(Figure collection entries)
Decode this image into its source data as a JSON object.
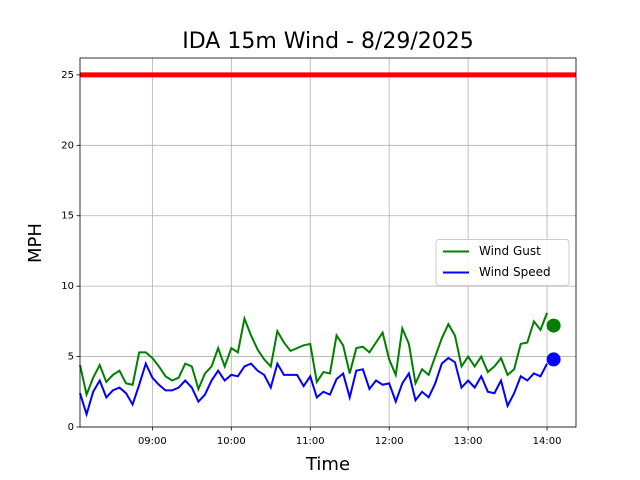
{
  "chart_data": {
    "type": "line",
    "title": "IDA 15m Wind - 8/29/2025",
    "x_label": "Time",
    "y_label": "MPH",
    "xlim": [
      "08:05",
      "14:22"
    ],
    "xticks": [
      "09:00",
      "10:00",
      "11:00",
      "12:00",
      "13:00",
      "14:00"
    ],
    "ylim": [
      0,
      26.2
    ],
    "yticks": [
      0,
      5,
      10,
      15,
      20,
      25
    ],
    "grid": true,
    "legend": "center right",
    "threshold": {
      "value": 25,
      "color": "#ff0000"
    },
    "x": [
      "08:05",
      "08:10",
      "08:15",
      "08:20",
      "08:25",
      "08:30",
      "08:35",
      "08:40",
      "08:45",
      "08:50",
      "08:55",
      "09:00",
      "09:05",
      "09:10",
      "09:15",
      "09:20",
      "09:25",
      "09:30",
      "09:35",
      "09:40",
      "09:45",
      "09:50",
      "09:55",
      "10:00",
      "10:05",
      "10:10",
      "10:15",
      "10:20",
      "10:25",
      "10:30",
      "10:35",
      "10:40",
      "10:45",
      "10:50",
      "10:55",
      "11:00",
      "11:05",
      "11:10",
      "11:15",
      "11:20",
      "11:25",
      "11:30",
      "11:35",
      "11:40",
      "11:45",
      "11:50",
      "11:55",
      "12:00",
      "12:05",
      "12:10",
      "12:15",
      "12:20",
      "12:25",
      "12:30",
      "12:35",
      "12:40",
      "12:45",
      "12:50",
      "12:55",
      "13:00",
      "13:05",
      "13:10",
      "13:15",
      "13:20",
      "13:25",
      "13:30",
      "13:35",
      "13:40",
      "13:45",
      "13:50",
      "13:55",
      "14:00"
    ],
    "series": [
      {
        "name": "Wind Gust",
        "color": "#008000",
        "values": [
          4.4,
          2.3,
          3.5,
          4.4,
          3.2,
          3.7,
          4.0,
          3.1,
          3.0,
          5.3,
          5.3,
          4.9,
          4.3,
          3.6,
          3.3,
          3.5,
          4.5,
          4.3,
          2.7,
          3.8,
          4.3,
          5.6,
          4.3,
          5.6,
          5.3,
          7.7,
          6.5,
          5.5,
          4.8,
          4.3,
          6.8,
          6.0,
          5.4,
          5.6,
          5.8,
          5.9,
          3.2,
          3.9,
          3.8,
          6.5,
          5.8,
          3.8,
          5.6,
          5.7,
          5.3,
          6.0,
          6.7,
          4.8,
          3.7,
          7.0,
          5.9,
          3.1,
          4.1,
          3.7,
          5.0,
          6.3,
          7.3,
          6.5,
          4.3,
          5.0,
          4.3,
          5.0,
          3.9,
          4.3,
          4.9,
          3.7,
          4.1,
          5.9,
          6.0,
          7.5,
          6.9,
          8.1
        ],
        "latest": {
          "x": "14:05",
          "value": 7.2
        }
      },
      {
        "name": "Wind Speed",
        "color": "#0000ff",
        "values": [
          2.4,
          0.9,
          2.5,
          3.3,
          2.1,
          2.6,
          2.8,
          2.4,
          1.6,
          3.0,
          4.5,
          3.5,
          3.0,
          2.6,
          2.6,
          2.8,
          3.3,
          2.8,
          1.8,
          2.3,
          3.3,
          4.0,
          3.3,
          3.7,
          3.6,
          4.3,
          4.5,
          4.0,
          3.7,
          2.8,
          4.5,
          3.7,
          3.7,
          3.7,
          2.9,
          3.6,
          2.1,
          2.5,
          2.3,
          3.4,
          3.8,
          2.1,
          4.0,
          4.1,
          2.7,
          3.3,
          3.0,
          3.1,
          1.8,
          3.1,
          3.8,
          1.9,
          2.5,
          2.1,
          3.1,
          4.5,
          4.9,
          4.6,
          2.8,
          3.3,
          2.8,
          3.6,
          2.5,
          2.4,
          3.3,
          1.5,
          2.4,
          3.6,
          3.3,
          3.8,
          3.6,
          4.5
        ],
        "latest": {
          "x": "14:05",
          "value": 4.8
        }
      }
    ]
  }
}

■ WHAT IS REQUIRED ■
Output every entry exactly as given; pictures are not part of the copy.

■ WRITTEN RESPONSE ■
Decode this image into its source data as a JSON object.
{
  "chart_data": {
    "type": "line",
    "title": "IDA 15m Wind - 8/29/2025",
    "x_label": "Time",
    "y_label": "MPH",
    "xlim": [
      "08:05",
      "14:22"
    ],
    "xticks": [
      "09:00",
      "10:00",
      "11:00",
      "12:00",
      "13:00",
      "14:00"
    ],
    "ylim": [
      0,
      26.2
    ],
    "yticks": [
      0,
      5,
      10,
      15,
      20,
      25
    ],
    "grid": true,
    "legend": "center right",
    "threshold": {
      "value": 25,
      "color": "#ff0000"
    },
    "x": [
      "08:05",
      "08:10",
      "08:15",
      "08:20",
      "08:25",
      "08:30",
      "08:35",
      "08:40",
      "08:45",
      "08:50",
      "08:55",
      "09:00",
      "09:05",
      "09:10",
      "09:15",
      "09:20",
      "09:25",
      "09:30",
      "09:35",
      "09:40",
      "09:45",
      "09:50",
      "09:55",
      "10:00",
      "10:05",
      "10:10",
      "10:15",
      "10:20",
      "10:25",
      "10:30",
      "10:35",
      "10:40",
      "10:45",
      "10:50",
      "10:55",
      "11:00",
      "11:05",
      "11:10",
      "11:15",
      "11:20",
      "11:25",
      "11:30",
      "11:35",
      "11:40",
      "11:45",
      "11:50",
      "11:55",
      "12:00",
      "12:05",
      "12:10",
      "12:15",
      "12:20",
      "12:25",
      "12:30",
      "12:35",
      "12:40",
      "12:45",
      "12:50",
      "12:55",
      "13:00",
      "13:05",
      "13:10",
      "13:15",
      "13:20",
      "13:25",
      "13:30",
      "13:35",
      "13:40",
      "13:45",
      "13:50",
      "13:55",
      "14:00"
    ],
    "series": [
      {
        "name": "Wind Gust",
        "color": "#008000",
        "values": [
          4.4,
          2.3,
          3.5,
          4.4,
          3.2,
          3.7,
          4.0,
          3.1,
          3.0,
          5.3,
          5.3,
          4.9,
          4.3,
          3.6,
          3.3,
          3.5,
          4.5,
          4.3,
          2.7,
          3.8,
          4.3,
          5.6,
          4.3,
          5.6,
          5.3,
          7.7,
          6.5,
          5.5,
          4.8,
          4.3,
          6.8,
          6.0,
          5.4,
          5.6,
          5.8,
          5.9,
          3.2,
          3.9,
          3.8,
          6.5,
          5.8,
          3.8,
          5.6,
          5.7,
          5.3,
          6.0,
          6.7,
          4.8,
          3.7,
          7.0,
          5.9,
          3.1,
          4.1,
          3.7,
          5.0,
          6.3,
          7.3,
          6.5,
          4.3,
          5.0,
          4.3,
          5.0,
          3.9,
          4.3,
          4.9,
          3.7,
          4.1,
          5.9,
          6.0,
          7.5,
          6.9,
          8.1
        ],
        "latest": {
          "x": "14:05",
          "value": 7.2
        }
      },
      {
        "name": "Wind Speed",
        "color": "#0000ff",
        "values": [
          2.4,
          0.9,
          2.5,
          3.3,
          2.1,
          2.6,
          2.8,
          2.4,
          1.6,
          3.0,
          4.5,
          3.5,
          3.0,
          2.6,
          2.6,
          2.8,
          3.3,
          2.8,
          1.8,
          2.3,
          3.3,
          4.0,
          3.3,
          3.7,
          3.6,
          4.3,
          4.5,
          4.0,
          3.7,
          2.8,
          4.5,
          3.7,
          3.7,
          3.7,
          2.9,
          3.6,
          2.1,
          2.5,
          2.3,
          3.4,
          3.8,
          2.1,
          4.0,
          4.1,
          2.7,
          3.3,
          3.0,
          3.1,
          1.8,
          3.1,
          3.8,
          1.9,
          2.5,
          2.1,
          3.1,
          4.5,
          4.9,
          4.6,
          2.8,
          3.3,
          2.8,
          3.6,
          2.5,
          2.4,
          3.3,
          1.5,
          2.4,
          3.6,
          3.3,
          3.8,
          3.6,
          4.5
        ],
        "latest": {
          "x": "14:05",
          "value": 4.8
        }
      }
    ]
  }
}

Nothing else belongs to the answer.